### RECORD EXTRACTS

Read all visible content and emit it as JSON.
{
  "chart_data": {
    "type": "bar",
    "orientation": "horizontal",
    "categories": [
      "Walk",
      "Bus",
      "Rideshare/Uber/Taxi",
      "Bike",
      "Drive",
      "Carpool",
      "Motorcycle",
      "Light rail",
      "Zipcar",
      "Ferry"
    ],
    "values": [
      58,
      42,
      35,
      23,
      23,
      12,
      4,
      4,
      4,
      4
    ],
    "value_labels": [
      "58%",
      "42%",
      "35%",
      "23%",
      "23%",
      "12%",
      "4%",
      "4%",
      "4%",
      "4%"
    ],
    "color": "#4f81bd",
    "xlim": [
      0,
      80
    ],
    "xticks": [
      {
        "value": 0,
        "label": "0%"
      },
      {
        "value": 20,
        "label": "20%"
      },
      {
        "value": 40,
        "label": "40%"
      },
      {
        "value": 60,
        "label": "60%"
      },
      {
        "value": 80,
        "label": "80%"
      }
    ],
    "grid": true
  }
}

######

AIM: Repeat the material from above exactly, word for word.

WRITTEN SOLUTION:
Read all visible content and emit it as JSON.
{
  "chart_data": {
    "type": "bar",
    "orientation": "horizontal",
    "categories": [
      "Walk",
      "Bus",
      "Rideshare/Uber/Taxi",
      "Bike",
      "Drive",
      "Carpool",
      "Motorcycle",
      "Light rail",
      "Zipcar",
      "Ferry"
    ],
    "values": [
      58,
      42,
      35,
      23,
      23,
      12,
      4,
      4,
      4,
      4
    ],
    "value_labels": [
      "58%",
      "42%",
      "35%",
      "23%",
      "23%",
      "12%",
      "4%",
      "4%",
      "4%",
      "4%"
    ],
    "color": "#4f81bd",
    "xlim": [
      0,
      80
    ],
    "xticks": [
      {
        "value": 0,
        "label": "0%"
      },
      {
        "value": 20,
        "label": "20%"
      },
      {
        "value": 40,
        "label": "40%"
      },
      {
        "value": 60,
        "label": "60%"
      },
      {
        "value": 80,
        "label": "80%"
      }
    ],
    "grid": true
  }
}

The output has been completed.